Entries from a dataset =
— start —

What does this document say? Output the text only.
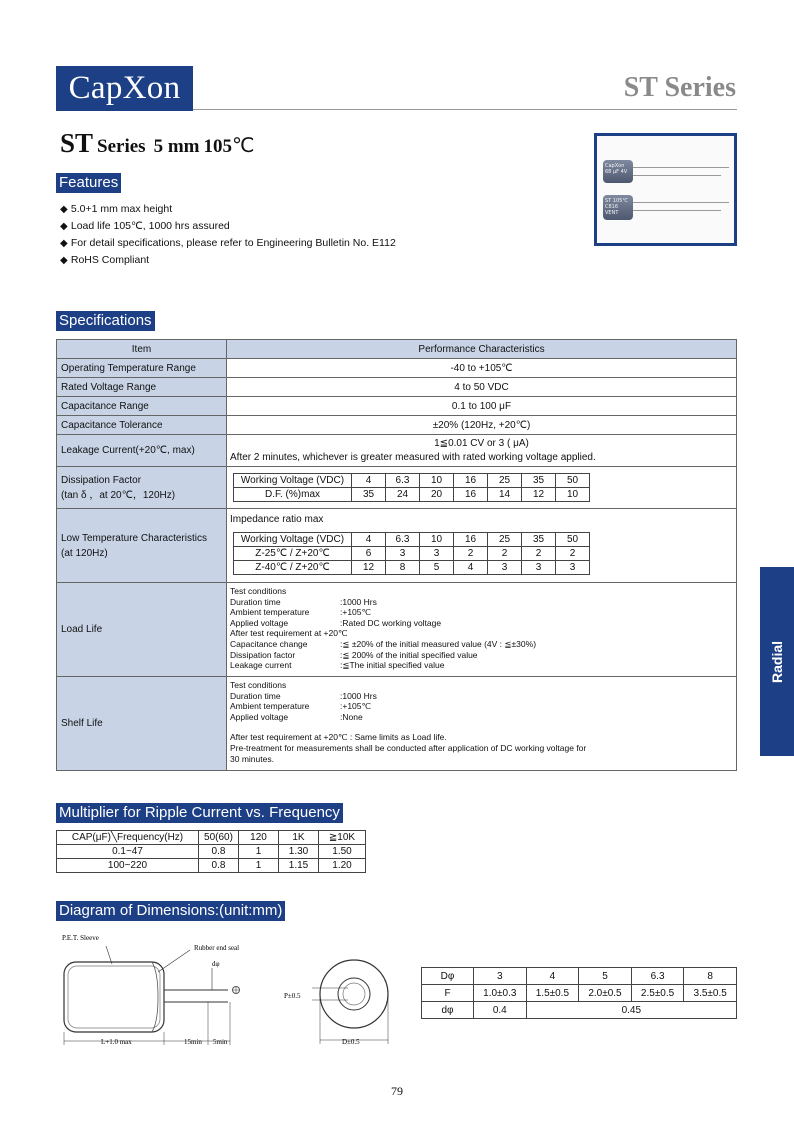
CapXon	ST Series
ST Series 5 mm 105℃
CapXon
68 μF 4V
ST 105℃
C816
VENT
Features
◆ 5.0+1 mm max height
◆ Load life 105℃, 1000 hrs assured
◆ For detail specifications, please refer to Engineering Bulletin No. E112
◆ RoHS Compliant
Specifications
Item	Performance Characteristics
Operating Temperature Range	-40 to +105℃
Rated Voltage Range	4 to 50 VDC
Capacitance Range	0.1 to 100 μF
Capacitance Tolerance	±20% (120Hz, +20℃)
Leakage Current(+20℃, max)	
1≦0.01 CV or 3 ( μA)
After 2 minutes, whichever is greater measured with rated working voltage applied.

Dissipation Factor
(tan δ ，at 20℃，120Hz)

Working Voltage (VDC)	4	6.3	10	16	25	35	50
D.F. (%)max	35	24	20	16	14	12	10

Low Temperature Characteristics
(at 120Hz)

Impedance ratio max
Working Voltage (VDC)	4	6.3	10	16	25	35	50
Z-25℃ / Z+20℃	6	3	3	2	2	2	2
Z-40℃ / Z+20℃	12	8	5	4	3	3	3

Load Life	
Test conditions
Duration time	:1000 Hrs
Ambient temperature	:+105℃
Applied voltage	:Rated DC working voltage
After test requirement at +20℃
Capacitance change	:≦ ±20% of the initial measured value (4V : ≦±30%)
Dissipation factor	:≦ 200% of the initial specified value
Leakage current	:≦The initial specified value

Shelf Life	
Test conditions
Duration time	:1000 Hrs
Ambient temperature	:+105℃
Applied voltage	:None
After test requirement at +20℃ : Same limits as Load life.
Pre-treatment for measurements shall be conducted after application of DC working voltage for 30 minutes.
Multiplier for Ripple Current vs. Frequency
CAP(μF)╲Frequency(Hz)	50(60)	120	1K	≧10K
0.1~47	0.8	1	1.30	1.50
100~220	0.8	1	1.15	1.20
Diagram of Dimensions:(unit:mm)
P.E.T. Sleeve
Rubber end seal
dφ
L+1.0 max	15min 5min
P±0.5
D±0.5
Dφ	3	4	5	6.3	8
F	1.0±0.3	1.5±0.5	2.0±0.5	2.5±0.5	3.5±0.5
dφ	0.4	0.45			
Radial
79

— end —

GIVEN INSTRUCTION =
All entries are to be retyped exactly. Omit any embedded images.

ANSWER TO THE TASK =
What does this document say? Output the text only.
CapXon	ST Series
ST Series 5 mm 105℃
CapXon
68 μF 4V
ST 105℃
C816
VENT
Features
◆ 5.0+1 mm max height
◆ Load life 105℃, 1000 hrs assured
◆ For detail specifications, please refer to Engineering Bulletin No. E112
◆ RoHS Compliant
Specifications
Item	Performance Characteristics
Operating Temperature Range	-40 to +105℃
Rated Voltage Range	4 to 50 VDC
Capacitance Range	0.1 to 100 μF
Capacitance Tolerance	±20% (120Hz, +20℃)
Leakage Current(+20℃, max)	
1≦0.01 CV or 3 ( μA)
After 2 minutes, whichever is greater measured with rated working voltage applied.

Dissipation Factor
(tan δ ，at 20℃，120Hz)

Working Voltage (VDC)	4	6.3	10	16	25	35	50
D.F. (%)max	35	24	20	16	14	12	10

Low Temperature Characteristics
(at 120Hz)

Impedance ratio max
Working Voltage (VDC)	4	6.3	10	16	25	35	50
Z-25℃ / Z+20℃	6	3	3	2	2	2	2
Z-40℃ / Z+20℃	12	8	5	4	3	3	3

Load Life	
Test conditions
Duration time	:1000 Hrs
Ambient temperature	:+105℃
Applied voltage	:Rated DC working voltage
After test requirement at +20℃
Capacitance change	:≦ ±20% of the initial measured value (4V : ≦±30%)
Dissipation factor	:≦ 200% of the initial specified value
Leakage current	:≦The initial specified value

Shelf Life	
Test conditions
Duration time	:1000 Hrs
Ambient temperature	:+105℃
Applied voltage	:None
After test requirement at +20℃ : Same limits as Load life.
Pre-treatment for measurements shall be conducted after application of DC working voltage for 30 minutes.
Multiplier for Ripple Current vs. Frequency
CAP(μF)╲Frequency(Hz)	50(60)	120	1K	≧10K
0.1~47	0.8	1	1.30	1.50
100~220	0.8	1	1.15	1.20
Diagram of Dimensions:(unit:mm)
P.E.T. Sleeve
Rubber end seal
dφ
L+1.0 max	15min 5min
P±0.5
D±0.5
Dφ	3	4	5	6.3	8
F	1.0±0.3	1.5±0.5	2.0±0.5	2.5±0.5	3.5±0.5
dφ	0.4	0.45			
Radial
79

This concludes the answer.